__TEXTE À LIRE__:
^^^^^^^^
Les liaisons dangereuses
– ce que le personnage confie ici à Valmont concerne une véritable discipline, manifeste dans le champ lexical de l'étude et de l'effort qui organise tout le passage : "règles, principes, réflexions, ouvrage, réfléchir, tâchais, travaillée, travail, science"... Au rebours d'une éducation sentimentale, il s'agit ici de l'apprentissage du paraître et de l'hypocrisie.
– les termes du regard et de l'apparence sont pour cela dominants : "attention, yeux, regard, air, physionomie, expression, observais, coup d'œil"... Ces propos de la marquise se comprennent mieux en effet par rapport à une société mondaine où les individus sont toujours en représentation et donc susceptibles de livrer aux autres des témoignages de faiblesse. Il s'agit ainsi d'apprendre à mentir pour satisfaire à son orgueil et à son exigence de liberté. Ce souci est particulièrement décuplé chez Mme de Merteuil, qui n'imagine la vie sociale qu'en termes de lutte.
^^^^^^^^
__Enregistrements issus d'une collecte de données__:
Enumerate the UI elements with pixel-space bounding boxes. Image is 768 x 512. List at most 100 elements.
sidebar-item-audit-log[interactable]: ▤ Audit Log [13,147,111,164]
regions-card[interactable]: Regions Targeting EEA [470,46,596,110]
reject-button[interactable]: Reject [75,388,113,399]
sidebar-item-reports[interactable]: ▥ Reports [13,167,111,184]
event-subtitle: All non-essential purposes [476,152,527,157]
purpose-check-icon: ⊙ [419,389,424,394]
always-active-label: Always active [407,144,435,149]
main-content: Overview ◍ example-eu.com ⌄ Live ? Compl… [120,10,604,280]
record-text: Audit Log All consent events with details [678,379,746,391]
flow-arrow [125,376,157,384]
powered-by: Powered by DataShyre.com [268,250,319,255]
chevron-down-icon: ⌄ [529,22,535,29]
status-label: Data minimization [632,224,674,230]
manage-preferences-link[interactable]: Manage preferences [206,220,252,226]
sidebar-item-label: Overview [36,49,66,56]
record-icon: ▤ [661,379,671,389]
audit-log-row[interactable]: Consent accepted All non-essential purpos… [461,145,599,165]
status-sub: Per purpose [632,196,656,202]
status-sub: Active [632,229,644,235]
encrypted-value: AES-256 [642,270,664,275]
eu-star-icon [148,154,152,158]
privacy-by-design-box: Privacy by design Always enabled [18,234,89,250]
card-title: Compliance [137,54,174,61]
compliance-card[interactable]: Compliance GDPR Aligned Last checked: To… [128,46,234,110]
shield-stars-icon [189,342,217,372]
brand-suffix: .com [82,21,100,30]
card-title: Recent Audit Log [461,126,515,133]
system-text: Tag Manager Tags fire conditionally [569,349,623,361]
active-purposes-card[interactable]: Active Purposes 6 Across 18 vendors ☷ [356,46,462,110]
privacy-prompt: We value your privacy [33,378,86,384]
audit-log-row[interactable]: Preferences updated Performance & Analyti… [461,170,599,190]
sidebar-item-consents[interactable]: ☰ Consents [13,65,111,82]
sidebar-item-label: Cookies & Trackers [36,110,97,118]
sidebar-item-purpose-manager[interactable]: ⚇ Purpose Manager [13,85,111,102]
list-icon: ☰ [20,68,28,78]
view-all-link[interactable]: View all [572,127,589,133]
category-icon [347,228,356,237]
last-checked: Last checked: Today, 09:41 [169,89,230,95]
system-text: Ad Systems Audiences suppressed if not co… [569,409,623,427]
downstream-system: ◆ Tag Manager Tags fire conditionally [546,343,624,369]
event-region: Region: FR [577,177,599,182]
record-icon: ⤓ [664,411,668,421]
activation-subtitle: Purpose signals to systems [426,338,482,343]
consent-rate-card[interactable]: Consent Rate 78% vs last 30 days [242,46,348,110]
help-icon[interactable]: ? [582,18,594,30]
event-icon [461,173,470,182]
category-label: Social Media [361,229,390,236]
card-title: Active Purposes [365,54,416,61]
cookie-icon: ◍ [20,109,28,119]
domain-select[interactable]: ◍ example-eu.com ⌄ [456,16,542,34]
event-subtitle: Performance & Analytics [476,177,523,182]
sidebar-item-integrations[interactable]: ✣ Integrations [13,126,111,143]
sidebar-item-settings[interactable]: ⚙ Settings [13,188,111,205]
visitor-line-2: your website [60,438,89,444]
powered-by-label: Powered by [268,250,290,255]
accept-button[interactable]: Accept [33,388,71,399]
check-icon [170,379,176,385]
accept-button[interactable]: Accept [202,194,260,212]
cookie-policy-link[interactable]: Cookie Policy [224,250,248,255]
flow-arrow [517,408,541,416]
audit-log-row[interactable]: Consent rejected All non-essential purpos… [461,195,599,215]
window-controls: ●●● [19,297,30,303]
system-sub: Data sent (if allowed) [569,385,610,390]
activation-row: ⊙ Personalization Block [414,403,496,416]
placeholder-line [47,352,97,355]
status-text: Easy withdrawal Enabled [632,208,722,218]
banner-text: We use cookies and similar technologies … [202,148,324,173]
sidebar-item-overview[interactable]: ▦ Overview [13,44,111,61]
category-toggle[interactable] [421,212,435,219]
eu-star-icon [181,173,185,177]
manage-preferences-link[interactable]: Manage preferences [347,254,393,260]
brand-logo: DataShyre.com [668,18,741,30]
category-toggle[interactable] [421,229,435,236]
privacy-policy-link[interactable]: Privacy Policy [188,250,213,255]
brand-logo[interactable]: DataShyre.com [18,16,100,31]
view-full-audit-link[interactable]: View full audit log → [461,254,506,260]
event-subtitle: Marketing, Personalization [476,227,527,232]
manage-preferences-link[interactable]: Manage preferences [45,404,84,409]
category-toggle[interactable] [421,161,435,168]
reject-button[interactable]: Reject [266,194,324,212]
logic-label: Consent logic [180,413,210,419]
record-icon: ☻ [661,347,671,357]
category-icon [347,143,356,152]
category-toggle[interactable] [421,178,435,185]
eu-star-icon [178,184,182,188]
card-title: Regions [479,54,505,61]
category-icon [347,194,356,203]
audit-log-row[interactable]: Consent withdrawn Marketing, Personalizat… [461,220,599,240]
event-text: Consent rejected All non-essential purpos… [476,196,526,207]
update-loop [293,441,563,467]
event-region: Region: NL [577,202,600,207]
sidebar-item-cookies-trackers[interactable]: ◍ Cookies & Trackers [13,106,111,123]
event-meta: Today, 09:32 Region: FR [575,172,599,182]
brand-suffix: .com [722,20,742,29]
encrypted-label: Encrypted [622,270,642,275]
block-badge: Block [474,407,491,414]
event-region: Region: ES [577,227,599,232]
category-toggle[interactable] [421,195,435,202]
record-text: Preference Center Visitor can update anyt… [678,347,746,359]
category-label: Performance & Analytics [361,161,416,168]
^^^^^^^^
__CONSIGNES__:
- a) Selon le commentaire sur Les liaisons dangereuses, de quel apprentissage s'agit-il au rebours d'une éducation sentimentale ?
- b) Dans le commentaire sur Les liaisons dangereuses, relevez tous les termes du regard et de l'apparence cités entre guillemets.
- c) Recopiez le passage du commentaire sur Les liaisons dangereuses en commençant à "Les liaisons dangereuses" et en terminant à "et de l'hypocrisie.".

__RÉPONSES PAR CONSIGNE__:
- a) Il s'agit de l'apprentissage du paraître et de l'hypocrisie.

- b) attention, yeux, regard, air, physionomie, expression, observais, coup d'œil

- c)
Les liaisons dangereuses
– ce que le personnage confie ici à Valmont concerne une véritable discipline, manifeste dans le champ lexical de l'étude et de l'effort qui organise tout le passage : "règles, principes, réflexions, ouvrage, réfléchir, tâchais, travaillée, travail, science"... Au rebours d'une éducation sentimentale, il s'agit ici de l'apprentissage du paraître et de l'hypocrisie.